* [TASK TO CARRY OUT] Find the string "number" and gather every line that holds it.

Records from a collection
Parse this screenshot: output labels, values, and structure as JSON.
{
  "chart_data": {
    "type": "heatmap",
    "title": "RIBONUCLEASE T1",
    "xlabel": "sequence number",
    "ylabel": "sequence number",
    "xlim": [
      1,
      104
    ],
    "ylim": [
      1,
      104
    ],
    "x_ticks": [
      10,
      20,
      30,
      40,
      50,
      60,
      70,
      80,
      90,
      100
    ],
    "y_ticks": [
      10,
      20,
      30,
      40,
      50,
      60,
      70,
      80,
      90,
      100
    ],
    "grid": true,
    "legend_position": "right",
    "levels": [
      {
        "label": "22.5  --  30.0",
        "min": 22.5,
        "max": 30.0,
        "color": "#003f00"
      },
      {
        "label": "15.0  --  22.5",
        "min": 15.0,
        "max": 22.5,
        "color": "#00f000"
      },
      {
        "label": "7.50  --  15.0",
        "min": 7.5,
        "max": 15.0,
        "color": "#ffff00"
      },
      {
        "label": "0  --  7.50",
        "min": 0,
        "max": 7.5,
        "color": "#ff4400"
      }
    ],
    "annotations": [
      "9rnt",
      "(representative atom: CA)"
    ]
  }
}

* [OUTPUT OF THE TASK]
    "xlabel": "sequence number",
    "ylabel": "sequence number",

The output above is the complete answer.